(Collected data)
--- Begin ---
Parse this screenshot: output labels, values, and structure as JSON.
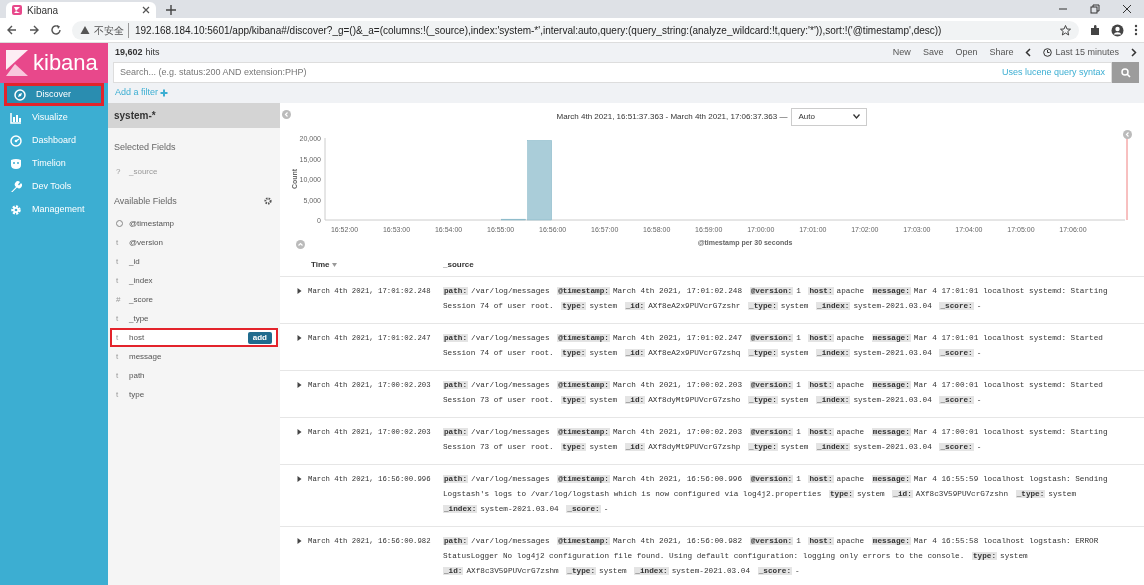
{
  "browser": {
    "tab_title": "Kibana",
    "security": "不安全",
    "url": "192.168.184.10:5601/app/kibana#/discover?_g=()&_a=(columns:!(_source),index:'system-*',interval:auto,query:(query_string:(analyze_wildcard:!t,query:'*')),sort:!('@timestamp',desc))"
  },
  "logo": "kibana",
  "nav": [
    {
      "label": "Discover",
      "selected": true,
      "highlighted": true
    },
    {
      "label": "Visualize",
      "selected": false,
      "highlighted": false
    },
    {
      "label": "Dashboard",
      "selected": false,
      "highlighted": false
    },
    {
      "label": "Timelion",
      "selected": false,
      "highlighted": false
    },
    {
      "label": "Dev Tools",
      "selected": false,
      "highlighted": false
    },
    {
      "label": "Management",
      "selected": false,
      "highlighted": false
    }
  ],
  "hits": "19,602",
  "hits_label": "hits",
  "menu": [
    "New",
    "Save",
    "Open",
    "Share"
  ],
  "time_range": "Last 15 minutes",
  "search": {
    "placeholder": "Search... (e.g. status:200 AND extension:PHP)",
    "syntax_link": "Uses lucene query syntax"
  },
  "add_filter": "Add a filter",
  "index_pattern": "system-*",
  "selected_fields_title": "Selected Fields",
  "selected_fields": [
    {
      "symbol": "?",
      "name": "_source"
    }
  ],
  "available_fields_title": "Available Fields",
  "available_fields": [
    {
      "name": "@timestamp",
      "highlighted": false
    },
    {
      "symbol": "t",
      "name": "@version",
      "highlighted": false
    },
    {
      "symbol": "t",
      "name": "_id",
      "highlighted": false
    },
    {
      "symbol": "t",
      "name": "_index",
      "highlighted": false
    },
    {
      "symbol": "#",
      "name": "_score",
      "highlighted": false
    },
    {
      "symbol": "t",
      "name": "_type",
      "highlighted": false
    },
    {
      "symbol": "t",
      "name": "host",
      "highlighted": true,
      "button": "add"
    },
    {
      "symbol": "t",
      "name": "message",
      "highlighted": false
    },
    {
      "symbol": "t",
      "name": "path",
      "highlighted": false
    },
    {
      "symbol": "t",
      "name": "type",
      "highlighted": false
    }
  ],
  "time_header": "March 4th 2021, 16:51:37.363 - March 4th 2021, 17:06:37.363 —",
  "interval": "Auto",
  "chart_data": {
    "type": "bar",
    "ylabel": "Count",
    "xlabel": "@timestamp per 30 seconds",
    "categories": [
      null,
      "16:52:00",
      null,
      "16:53:00",
      null,
      "16:54:00",
      null,
      "16:55:00",
      null,
      "16:56:00",
      null,
      "16:57:00",
      null,
      "16:58:00",
      null,
      "16:59:00",
      null,
      "17:00:00",
      null,
      "17:01:00",
      null,
      "17:02:00",
      null,
      "17:03:00",
      null,
      "17:04:00",
      null,
      "17:05:00",
      null,
      "17:06:00",
      null
    ],
    "values": [
      0,
      0,
      0,
      0,
      0,
      0,
      0,
      200,
      19400,
      0,
      0,
      0,
      0,
      0,
      0,
      0,
      0,
      0,
      0,
      0,
      0,
      0,
      0,
      0,
      0,
      0,
      0,
      0,
      0,
      0,
      0
    ],
    "ylim": [
      0,
      20000
    ],
    "yticks": [
      {
        "value": 0,
        "label": "0"
      },
      {
        "value": 5000,
        "label": "5,000"
      },
      {
        "value": 10000,
        "label": "10,000"
      },
      {
        "value": 15000,
        "label": "15,000"
      },
      {
        "value": 20000,
        "label": "20,000"
      }
    ]
  },
  "columns": [
    "Time",
    "_source"
  ],
  "rows": [
    {
      "time": "March 4th 2021, 17:01:02.248",
      "source": [
        {
          "key": "path:",
          "value": "/var/log/messages"
        },
        {
          "key": "@timestamp:",
          "value": "March 4th 2021, 17:01:02.248"
        },
        {
          "key": "@version:",
          "value": "1"
        },
        {
          "key": "host:",
          "value": "apache"
        },
        {
          "key": "message:",
          "value": "Mar 4 17:01:01 localhost systemd: Starting Session 74 of user root."
        },
        {
          "key": "type:",
          "value": "system"
        },
        {
          "key": "_id:",
          "value": "AXf8eA2x9PUVcrG7zshr"
        },
        {
          "key": "_type:",
          "value": "system"
        },
        {
          "key": "_index:",
          "value": "system-2021.03.04"
        },
        {
          "key": "_score:",
          "value": "-"
        }
      ]
    },
    {
      "time": "March 4th 2021, 17:01:02.247",
      "source": [
        {
          "key": "path:",
          "value": "/var/log/messages"
        },
        {
          "key": "@timestamp:",
          "value": "March 4th 2021, 17:01:02.247"
        },
        {
          "key": "@version:",
          "value": "1"
        },
        {
          "key": "host:",
          "value": "apache"
        },
        {
          "key": "message:",
          "value": "Mar 4 17:01:01 localhost systemd: Started Session 74 of user root."
        },
        {
          "key": "type:",
          "value": "system"
        },
        {
          "key": "_id:",
          "value": "AXf8eA2x9PUVcrG7zshq"
        },
        {
          "key": "_type:",
          "value": "system"
        },
        {
          "key": "_index:",
          "value": "system-2021.03.04"
        },
        {
          "key": "_score:",
          "value": "-"
        }
      ]
    },
    {
      "time": "March 4th 2021, 17:00:02.203",
      "source": [
        {
          "key": "path:",
          "value": "/var/log/messages"
        },
        {
          "key": "@timestamp:",
          "value": "March 4th 2021, 17:00:02.203"
        },
        {
          "key": "@version:",
          "value": "1"
        },
        {
          "key": "host:",
          "value": "apache"
        },
        {
          "key": "message:",
          "value": "Mar 4 17:00:01 localhost systemd: Started Session 73 of user root."
        },
        {
          "key": "type:",
          "value": "system"
        },
        {
          "key": "_id:",
          "value": "AXf8dyMt9PUVcrG7zsho"
        },
        {
          "key": "_type:",
          "value": "system"
        },
        {
          "key": "_index:",
          "value": "system-2021.03.04"
        },
        {
          "key": "_score:",
          "value": "-"
        }
      ]
    },
    {
      "time": "March 4th 2021, 17:00:02.203",
      "source": [
        {
          "key": "path:",
          "value": "/var/log/messages"
        },
        {
          "key": "@timestamp:",
          "value": "March 4th 2021, 17:00:02.203"
        },
        {
          "key": "@version:",
          "value": "1"
        },
        {
          "key": "host:",
          "value": "apache"
        },
        {
          "key": "message:",
          "value": "Mar 4 17:00:01 localhost systemd: Starting Session 73 of user root."
        },
        {
          "key": "type:",
          "value": "system"
        },
        {
          "key": "_id:",
          "value": "AXf8dyMt9PUVcrG7zshp"
        },
        {
          "key": "_type:",
          "value": "system"
        },
        {
          "key": "_index:",
          "value": "system-2021.03.04"
        },
        {
          "key": "_score:",
          "value": "-"
        }
      ]
    },
    {
      "time": "March 4th 2021, 16:56:00.996",
      "source": [
        {
          "key": "path:",
          "value": "/var/log/messages"
        },
        {
          "key": "@timestamp:",
          "value": "March 4th 2021, 16:56:00.996"
        },
        {
          "key": "@version:",
          "value": "1"
        },
        {
          "key": "host:",
          "value": "apache"
        },
        {
          "key": "message:",
          "value": "Mar 4 16:55:59 localhost logstash: Sending Logstash's logs to /var/log/logstash which is now configured via log4j2.properties"
        },
        {
          "key": "type:",
          "value": "system"
        },
        {
          "key": "_id:",
          "value": "AXf8c3V59PUVcrG7zshn"
        },
        {
          "key": "_type:",
          "value": "system"
        },
        {
          "key": "_index:",
          "value": "system-2021.03.04"
        },
        {
          "key": "_score:",
          "value": "-"
        }
      ]
    },
    {
      "time": "March 4th 2021, 16:56:00.982",
      "source": [
        {
          "key": "path:",
          "value": "/var/log/messages"
        },
        {
          "key": "@timestamp:",
          "value": "March 4th 2021, 16:56:00.982"
        },
        {
          "key": "@version:",
          "value": "1"
        },
        {
          "key": "host:",
          "value": "apache"
        },
        {
          "key": "message:",
          "value": "Mar 4 16:55:58 localhost logstash: ERROR StatusLogger No log4j2 configuration file found. Using default configuration: logging only errors to the console."
        },
        {
          "key": "type:",
          "value": "system"
        },
        {
          "key": "_id:",
          "value": "AXf8c3V59PUVcrG7zshm"
        },
        {
          "key": "_type:",
          "value": "system"
        },
        {
          "key": "_index:",
          "value": "system-2021.03.04"
        },
        {
          "key": "_score:",
          "value": "-"
        }
      ]
    }
  ]
}
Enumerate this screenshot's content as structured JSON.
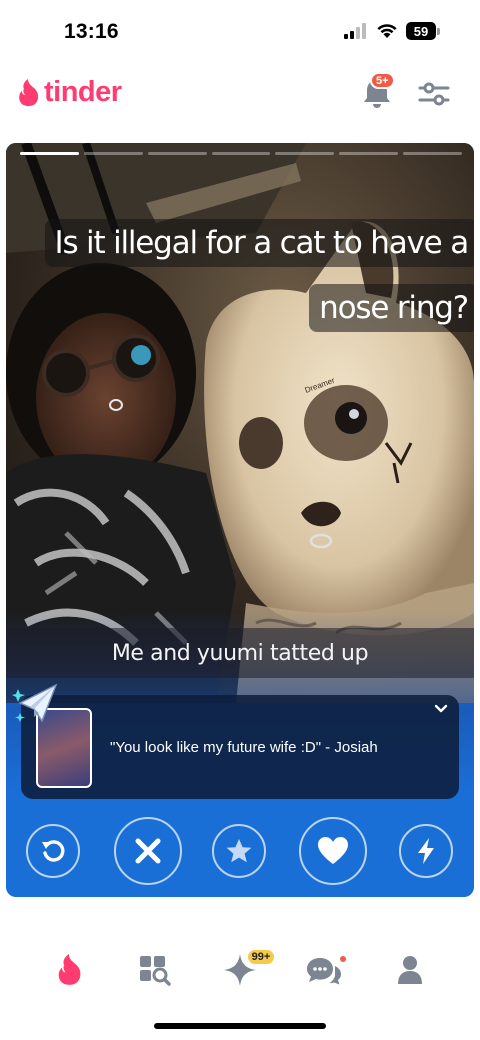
{
  "status_bar": {
    "time": "13:16",
    "battery": "59",
    "icons": [
      "signal-icon",
      "wifi-icon",
      "battery-icon"
    ]
  },
  "header": {
    "logo_text": "tinder",
    "notification_badge": "5+",
    "icons": [
      "flame-logo-icon",
      "bell-icon",
      "filter-sliders-icon"
    ],
    "brand_color": "#fe3c72"
  },
  "card": {
    "photo_count": 7,
    "active_photo": 1,
    "caption_lines": [
      "Is it illegal for a cat to have a",
      "nose ring?"
    ],
    "bottom_caption": "Me and yuumi tatted up",
    "compliment": {
      "text": "\"You look like my future wife :D\" - Josiah",
      "icons": [
        "paper-plane-sparkle-icon",
        "chevron-down-icon"
      ]
    },
    "actions": [
      "rewind-icon",
      "nope-x-icon",
      "super-like-star-icon",
      "like-heart-icon",
      "boost-bolt-icon"
    ],
    "action_bar_color": "#1a6fd7"
  },
  "bottom_nav": {
    "items": [
      "home-flame-icon",
      "explore-icon",
      "gold-sparkle-icon",
      "chat-icon",
      "profile-icon"
    ],
    "badge": "99+",
    "active_color": "#fe3c72",
    "inactive_color": "#7c8591"
  }
}
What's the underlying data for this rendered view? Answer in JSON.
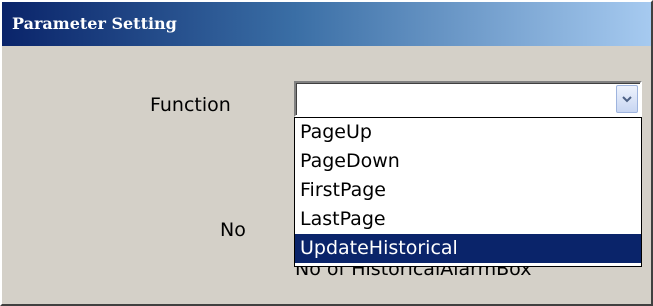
{
  "window": {
    "title": "Parameter Setting"
  },
  "form": {
    "function_label": "Function",
    "function_value": "",
    "no_label": "No",
    "obscured_text": "No of HistoricalAlarmBox"
  },
  "dropdown": {
    "options": [
      "PageUp",
      "PageDown",
      "FirstPage",
      "LastPage",
      "UpdateHistorical"
    ],
    "highlighted_option": "UpdateHistorical"
  },
  "colors": {
    "titlebar_start": "#0a246a",
    "titlebar_end": "#a6caf0",
    "dialog_bg": "#d4d0c8",
    "selection_bg": "#0a246a",
    "selection_text": "#ffffff"
  },
  "icons": {
    "combo_button": "chevron-down-icon"
  }
}
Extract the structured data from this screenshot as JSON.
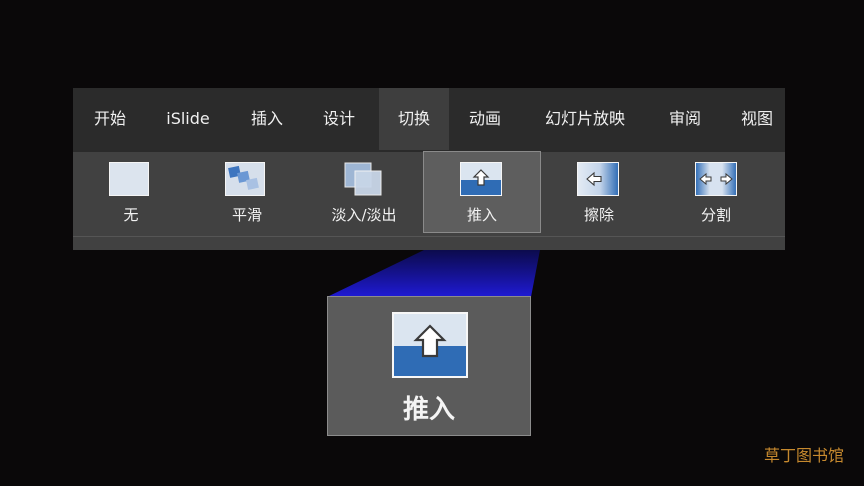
{
  "tabs": [
    "开始",
    "iSlide",
    "插入",
    "设计",
    "切换",
    "动画",
    "幻灯片放映",
    "审阅",
    "视图"
  ],
  "active_tab": "切换",
  "transitions": [
    {
      "label": "无",
      "icon": "none-transition-icon"
    },
    {
      "label": "平滑",
      "icon": "morph-transition-icon"
    },
    {
      "label": "淡入/淡出",
      "icon": "fade-transition-icon"
    },
    {
      "label": "推入",
      "icon": "push-transition-icon"
    },
    {
      "label": "擦除",
      "icon": "wipe-transition-icon"
    },
    {
      "label": "分割",
      "icon": "split-transition-icon"
    }
  ],
  "selected_transition": "推入",
  "zoom": {
    "label": "推入",
    "icon": "push-transition-icon"
  },
  "watermark": "草丁图书馆",
  "colors": {
    "background": "#0a0809",
    "ribbon": "#2b2b2b",
    "beam": "#1c18c8",
    "accent_blue": "#2a66b0"
  }
}
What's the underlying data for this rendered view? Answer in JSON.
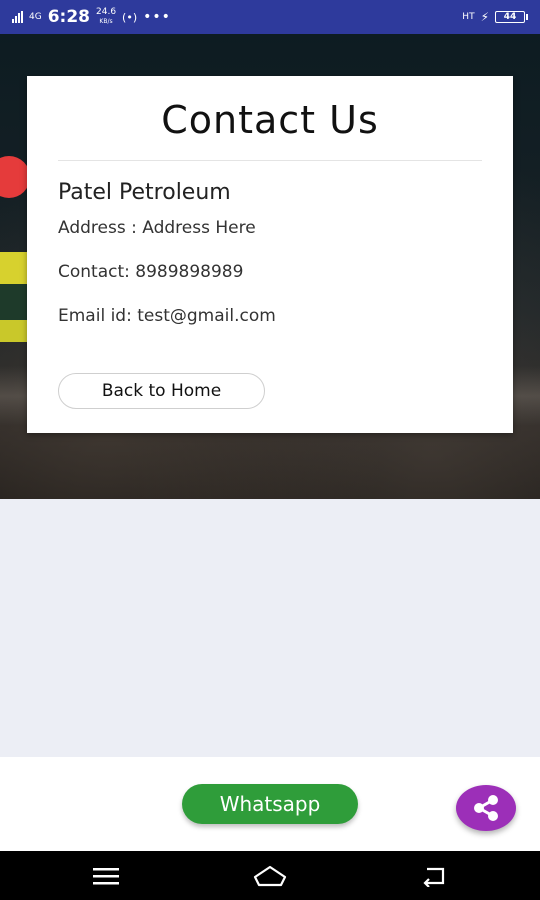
{
  "status_bar": {
    "network_left": "4G",
    "time": "6:28",
    "speed": "24.6",
    "speed_unit": "KB/s",
    "dots": "•••",
    "network_right": "HT",
    "battery": "44"
  },
  "card": {
    "title": "Contact Us",
    "company": "Patel Petroleum",
    "address": "Address : Address Here",
    "contact": "Contact: 8989898989",
    "email": "Email id: test@gmail.com",
    "back_button": "Back to Home"
  },
  "bottom": {
    "whatsapp_label": "Whatsapp"
  },
  "colors": {
    "status_bar": "#2e3a9c",
    "whatsapp": "#2f9d3a",
    "share": "#9c2fb8",
    "content_bg": "#eceef5"
  }
}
--- End ---
[EXERCISE] Tell how many lines of the records above hold the string "push". Give no other text.

[COMPLETE ANSWER] 2